::: Stored rows :::
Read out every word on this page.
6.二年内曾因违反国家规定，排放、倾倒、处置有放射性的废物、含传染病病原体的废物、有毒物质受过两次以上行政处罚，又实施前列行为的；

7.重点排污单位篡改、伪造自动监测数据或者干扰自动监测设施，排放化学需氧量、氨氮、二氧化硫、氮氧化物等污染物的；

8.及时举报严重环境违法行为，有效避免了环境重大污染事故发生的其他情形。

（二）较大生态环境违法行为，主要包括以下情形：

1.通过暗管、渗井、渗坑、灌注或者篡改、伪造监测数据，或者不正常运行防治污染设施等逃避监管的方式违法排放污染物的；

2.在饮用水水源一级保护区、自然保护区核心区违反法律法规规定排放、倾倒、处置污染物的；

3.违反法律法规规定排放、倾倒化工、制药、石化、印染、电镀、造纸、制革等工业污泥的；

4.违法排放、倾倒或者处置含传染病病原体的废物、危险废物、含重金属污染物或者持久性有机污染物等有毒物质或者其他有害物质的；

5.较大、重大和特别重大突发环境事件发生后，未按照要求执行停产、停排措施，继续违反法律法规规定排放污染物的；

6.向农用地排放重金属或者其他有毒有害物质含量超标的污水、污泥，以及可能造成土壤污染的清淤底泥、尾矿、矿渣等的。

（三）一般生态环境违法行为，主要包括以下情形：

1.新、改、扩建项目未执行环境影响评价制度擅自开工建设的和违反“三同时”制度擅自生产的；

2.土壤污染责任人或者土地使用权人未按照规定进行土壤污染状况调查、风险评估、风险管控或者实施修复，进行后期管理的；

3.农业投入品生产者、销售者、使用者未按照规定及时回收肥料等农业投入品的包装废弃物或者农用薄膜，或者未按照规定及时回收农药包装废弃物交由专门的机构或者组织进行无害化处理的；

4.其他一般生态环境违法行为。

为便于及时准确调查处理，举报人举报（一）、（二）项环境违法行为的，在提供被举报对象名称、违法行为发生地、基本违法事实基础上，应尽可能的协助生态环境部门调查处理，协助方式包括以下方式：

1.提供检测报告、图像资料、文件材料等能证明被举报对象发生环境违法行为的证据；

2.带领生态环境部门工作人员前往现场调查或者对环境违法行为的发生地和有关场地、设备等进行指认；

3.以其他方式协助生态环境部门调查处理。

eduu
:::
- Task to carry out: Restate each record exactly as written.

- Worked answer:
Read out every word on this page.
6.二年内曾因违反国家规定，排放、倾倒、处置有放射性的废物、含传染病病原体的废物、有毒物质受过两次以上行政处罚，又实施前列行为的；

7.重点排污单位篡改、伪造自动监测数据或者干扰自动监测设施，排放化学需氧量、氨氮、二氧化硫、氮氧化物等污染物的；

8.及时举报严重环境违法行为，有效避免了环境重大污染事故发生的其他情形。

（二）较大生态环境违法行为，主要包括以下情形：

1.通过暗管、渗井、渗坑、灌注或者篡改、伪造监测数据，或者不正常运行防治污染设施等逃避监管的方式违法排放污染物的；

2.在饮用水水源一级保护区、自然保护区核心区违反法律法规规定排放、倾倒、处置污染物的；

3.违反法律法规规定排放、倾倒化工、制药、石化、印染、电镀、造纸、制革等工业污泥的；

4.违法排放、倾倒或者处置含传染病病原体的废物、危险废物、含重金属污染物或者持久性有机污染物等有毒物质或者其他有害物质的；

5.较大、重大和特别重大突发环境事件发生后，未按照要求执行停产、停排措施，继续违反法律法规规定排放污染物的；

6.向农用地排放重金属或者其他有毒有害物质含量超标的污水、污泥，以及可能造成土壤污染的清淤底泥、尾矿、矿渣等的。

（三）一般生态环境违法行为，主要包括以下情形：

1.新、改、扩建项目未执行环境影响评价制度擅自开工建设的和违反“三同时”制度擅自生产的；

2.土壤污染责任人或者土地使用权人未按照规定进行土壤污染状况调查、风险评估、风险管控或者实施修复，进行后期管理的；

3.农业投入品生产者、销售者、使用者未按照规定及时回收肥料等农业投入品的包装废弃物或者农用薄膜，或者未按照规定及时回收农药包装废弃物交由专门的机构或者组织进行无害化处理的；

4.其他一般生态环境违法行为。

为便于及时准确调查处理，举报人举报（一）、（二）项环境违法行为的，在提供被举报对象名称、违法行为发生地、基本违法事实基础上，应尽可能的协助生态环境部门调查处理，协助方式包括以下方式：

1.提供检测报告、图像资料、文件材料等能证明被举报对象发生环境违法行为的证据；

2.带领生态环境部门工作人员前往现场调查或者对环境违法行为的发生地和有关场地、设备等进行指认；

3.以其他方式协助生态环境部门调查处理。

eduu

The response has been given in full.